Copy all of the data below line for line, leaving every character unchanged.

─── DATA SHOWN ───

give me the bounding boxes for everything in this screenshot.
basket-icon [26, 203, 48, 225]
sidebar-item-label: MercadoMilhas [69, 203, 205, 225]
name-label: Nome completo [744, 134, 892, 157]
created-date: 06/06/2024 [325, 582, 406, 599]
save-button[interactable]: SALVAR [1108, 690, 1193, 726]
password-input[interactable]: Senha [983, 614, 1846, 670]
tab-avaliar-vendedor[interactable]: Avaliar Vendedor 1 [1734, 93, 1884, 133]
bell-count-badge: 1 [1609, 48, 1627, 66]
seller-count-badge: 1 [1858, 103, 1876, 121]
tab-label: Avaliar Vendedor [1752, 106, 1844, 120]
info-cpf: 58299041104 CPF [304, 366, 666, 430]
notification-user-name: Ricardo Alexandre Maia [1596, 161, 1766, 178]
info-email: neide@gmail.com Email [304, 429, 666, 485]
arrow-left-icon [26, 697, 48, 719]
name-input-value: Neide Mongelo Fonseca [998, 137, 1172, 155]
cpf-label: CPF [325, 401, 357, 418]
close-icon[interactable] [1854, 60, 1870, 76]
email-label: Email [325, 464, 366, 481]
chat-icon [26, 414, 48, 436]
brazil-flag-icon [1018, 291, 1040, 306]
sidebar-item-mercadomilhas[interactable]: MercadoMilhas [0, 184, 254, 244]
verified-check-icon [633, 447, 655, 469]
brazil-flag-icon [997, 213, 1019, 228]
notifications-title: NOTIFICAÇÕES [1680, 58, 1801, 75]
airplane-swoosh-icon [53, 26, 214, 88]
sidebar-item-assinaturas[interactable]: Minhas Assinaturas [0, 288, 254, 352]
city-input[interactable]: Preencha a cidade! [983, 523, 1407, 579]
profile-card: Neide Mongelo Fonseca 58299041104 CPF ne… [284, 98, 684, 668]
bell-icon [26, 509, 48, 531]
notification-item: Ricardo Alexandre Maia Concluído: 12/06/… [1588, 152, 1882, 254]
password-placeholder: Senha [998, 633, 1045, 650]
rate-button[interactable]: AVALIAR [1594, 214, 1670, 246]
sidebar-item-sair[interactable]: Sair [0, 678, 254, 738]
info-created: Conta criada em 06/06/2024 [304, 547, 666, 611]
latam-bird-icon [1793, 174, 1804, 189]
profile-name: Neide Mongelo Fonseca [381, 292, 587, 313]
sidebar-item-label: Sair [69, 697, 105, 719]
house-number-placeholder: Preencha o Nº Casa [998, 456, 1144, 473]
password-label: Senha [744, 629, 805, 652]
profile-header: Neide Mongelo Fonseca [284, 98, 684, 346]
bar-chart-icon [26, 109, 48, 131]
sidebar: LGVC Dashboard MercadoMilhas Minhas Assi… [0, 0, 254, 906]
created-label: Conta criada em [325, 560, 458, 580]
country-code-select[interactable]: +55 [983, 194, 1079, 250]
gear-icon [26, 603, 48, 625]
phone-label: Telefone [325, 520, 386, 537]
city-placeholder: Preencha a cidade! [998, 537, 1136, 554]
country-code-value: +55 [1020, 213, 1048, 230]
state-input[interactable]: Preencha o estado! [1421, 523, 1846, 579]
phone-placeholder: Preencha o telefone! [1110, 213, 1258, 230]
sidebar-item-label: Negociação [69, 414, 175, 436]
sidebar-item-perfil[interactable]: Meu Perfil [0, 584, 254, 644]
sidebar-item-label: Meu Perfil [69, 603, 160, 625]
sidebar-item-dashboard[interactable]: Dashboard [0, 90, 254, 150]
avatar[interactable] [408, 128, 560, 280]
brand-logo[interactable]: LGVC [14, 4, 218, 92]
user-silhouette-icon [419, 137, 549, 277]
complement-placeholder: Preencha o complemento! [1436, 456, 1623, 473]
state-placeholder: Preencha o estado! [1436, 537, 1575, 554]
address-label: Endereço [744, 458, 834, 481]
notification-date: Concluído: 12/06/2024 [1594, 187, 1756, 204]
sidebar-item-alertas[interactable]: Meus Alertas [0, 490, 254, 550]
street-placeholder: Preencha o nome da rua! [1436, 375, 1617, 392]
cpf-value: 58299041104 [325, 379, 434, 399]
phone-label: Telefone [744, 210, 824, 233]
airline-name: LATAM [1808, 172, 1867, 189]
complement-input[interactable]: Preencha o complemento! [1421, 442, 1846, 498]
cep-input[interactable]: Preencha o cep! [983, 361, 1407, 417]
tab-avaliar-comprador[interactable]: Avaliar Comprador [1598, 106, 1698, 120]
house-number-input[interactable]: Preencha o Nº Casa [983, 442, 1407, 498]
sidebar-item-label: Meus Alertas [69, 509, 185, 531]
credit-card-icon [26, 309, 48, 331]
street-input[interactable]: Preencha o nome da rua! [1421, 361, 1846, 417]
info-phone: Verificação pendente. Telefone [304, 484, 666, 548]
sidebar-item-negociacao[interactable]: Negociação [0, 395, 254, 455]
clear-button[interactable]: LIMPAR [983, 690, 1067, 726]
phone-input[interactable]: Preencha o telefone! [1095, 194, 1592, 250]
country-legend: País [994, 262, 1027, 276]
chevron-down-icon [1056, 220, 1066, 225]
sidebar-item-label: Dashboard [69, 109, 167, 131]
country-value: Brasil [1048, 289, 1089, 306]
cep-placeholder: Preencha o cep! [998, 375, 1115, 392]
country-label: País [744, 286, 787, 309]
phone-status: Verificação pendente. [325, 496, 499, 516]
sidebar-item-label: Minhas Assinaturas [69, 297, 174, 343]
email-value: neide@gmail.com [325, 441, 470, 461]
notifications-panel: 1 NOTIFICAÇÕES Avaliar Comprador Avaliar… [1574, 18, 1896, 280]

───

• SOLUTION FOR THIS PROBLEM:
give me the bounding boxes for everything in this screenshot.
basket-icon [26, 203, 48, 225]
sidebar-item-label: MercadoMilhas [69, 203, 205, 225]
name-label: Nome completo [744, 134, 892, 157]
created-date: 06/06/2024 [325, 582, 406, 599]
save-button[interactable]: SALVAR [1108, 690, 1193, 726]
password-input[interactable]: Senha [983, 614, 1846, 670]
tab-avaliar-vendedor[interactable]: Avaliar Vendedor 1 [1734, 93, 1884, 133]
bell-count-badge: 1 [1609, 48, 1627, 66]
seller-count-badge: 1 [1858, 103, 1876, 121]
tab-label: Avaliar Vendedor [1752, 106, 1844, 120]
info-cpf: 58299041104 CPF [304, 366, 666, 430]
notification-user-name: Ricardo Alexandre Maia [1596, 161, 1766, 178]
info-email: neide@gmail.com Email [304, 429, 666, 485]
arrow-left-icon [26, 697, 48, 719]
name-input-value: Neide Mongelo Fonseca [998, 137, 1172, 155]
cpf-label: CPF [325, 401, 357, 418]
close-icon[interactable] [1854, 60, 1870, 76]
email-label: Email [325, 464, 366, 481]
chat-icon [26, 414, 48, 436]
brazil-flag-icon [1018, 291, 1040, 306]
sidebar-item-mercadomilhas[interactable]: MercadoMilhas [0, 184, 254, 244]
verified-check-icon [633, 447, 655, 469]
brazil-flag-icon [997, 213, 1019, 228]
notifications-title: NOTIFICAÇÕES [1680, 58, 1801, 75]
airplane-swoosh-icon [53, 26, 214, 88]
sidebar-item-assinaturas[interactable]: Minhas Assinaturas [0, 288, 254, 352]
city-input[interactable]: Preencha a cidade! [983, 523, 1407, 579]
profile-card: Neide Mongelo Fonseca 58299041104 CPF ne… [284, 98, 684, 668]
bell-icon [26, 509, 48, 531]
notification-item: Ricardo Alexandre Maia Concluído: 12/06/… [1588, 152, 1882, 254]
password-placeholder: Senha [998, 633, 1045, 650]
rate-button[interactable]: AVALIAR [1594, 214, 1670, 246]
sidebar-item-sair[interactable]: Sair [0, 678, 254, 738]
info-created: Conta criada em 06/06/2024 [304, 547, 666, 611]
latam-bird-icon [1793, 174, 1804, 189]
profile-name: Neide Mongelo Fonseca [381, 292, 587, 313]
sidebar-item-label: Sair [69, 697, 105, 719]
house-number-placeholder: Preencha o Nº Casa [998, 456, 1144, 473]
password-label: Senha [744, 629, 805, 652]
profile-header: Neide Mongelo Fonseca [284, 98, 684, 346]
bar-chart-icon [26, 109, 48, 131]
sidebar: LGVC Dashboard MercadoMilhas Minhas Assi… [0, 0, 254, 906]
created-label: Conta criada em [325, 560, 458, 580]
country-code-select[interactable]: +55 [983, 194, 1079, 250]
gear-icon [26, 603, 48, 625]
phone-label: Telefone [325, 520, 386, 537]
city-placeholder: Preencha a cidade! [998, 537, 1136, 554]
country-code-value: +55 [1020, 213, 1048, 230]
state-input[interactable]: Preencha o estado! [1421, 523, 1846, 579]
phone-placeholder: Preencha o telefone! [1110, 213, 1258, 230]
sidebar-item-label: Negociação [69, 414, 175, 436]
sidebar-item-perfil[interactable]: Meu Perfil [0, 584, 254, 644]
sidebar-item-label: Meu Perfil [69, 603, 160, 625]
sidebar-item-dashboard[interactable]: Dashboard [0, 90, 254, 150]
avatar[interactable] [408, 128, 560, 280]
brand-logo[interactable]: LGVC [14, 4, 218, 92]
user-silhouette-icon [419, 137, 549, 277]
complement-placeholder: Preencha o complemento! [1436, 456, 1623, 473]
state-placeholder: Preencha o estado! [1436, 537, 1575, 554]
address-label: Endereço [744, 458, 834, 481]
notification-date: Concluído: 12/06/2024 [1594, 187, 1756, 204]
sidebar-item-alertas[interactable]: Meus Alertas [0, 490, 254, 550]
street-placeholder: Preencha o nome da rua! [1436, 375, 1617, 392]
cpf-value: 58299041104 [325, 379, 434, 399]
phone-label: Telefone [744, 210, 824, 233]
airline-name: LATAM [1808, 172, 1867, 189]
complement-input[interactable]: Preencha o complemento! [1421, 442, 1846, 498]
cep-input[interactable]: Preencha o cep! [983, 361, 1407, 417]
tab-avaliar-comprador[interactable]: Avaliar Comprador [1598, 106, 1698, 120]
house-number-input[interactable]: Preencha o Nº Casa [983, 442, 1407, 498]
sidebar-item-label: Meus Alertas [69, 509, 185, 531]
credit-card-icon [26, 309, 48, 331]
street-input[interactable]: Preencha o nome da rua! [1421, 361, 1846, 417]
info-phone: Verificação pendente. Telefone [304, 484, 666, 548]
sidebar-item-negociacao[interactable]: Negociação [0, 395, 254, 455]
clear-button[interactable]: LIMPAR [983, 690, 1067, 726]
phone-input[interactable]: Preencha o telefone! [1095, 194, 1592, 250]
country-legend: País [994, 262, 1027, 276]
chevron-down-icon [1056, 220, 1066, 225]
sidebar-item-label: Dashboard [69, 109, 167, 131]
country-value: Brasil [1048, 289, 1089, 306]
cep-placeholder: Preencha o cep! [998, 375, 1115, 392]
country-label: País [744, 286, 787, 309]
phone-status: Verificação pendente. [325, 496, 499, 516]
sidebar-item-label: Minhas Assinaturas [69, 297, 174, 343]
email-value: neide@gmail.com [325, 441, 470, 461]
notifications-panel: 1 NOTIFICAÇÕES Avaliar Comprador Avaliar… [1574, 18, 1896, 280]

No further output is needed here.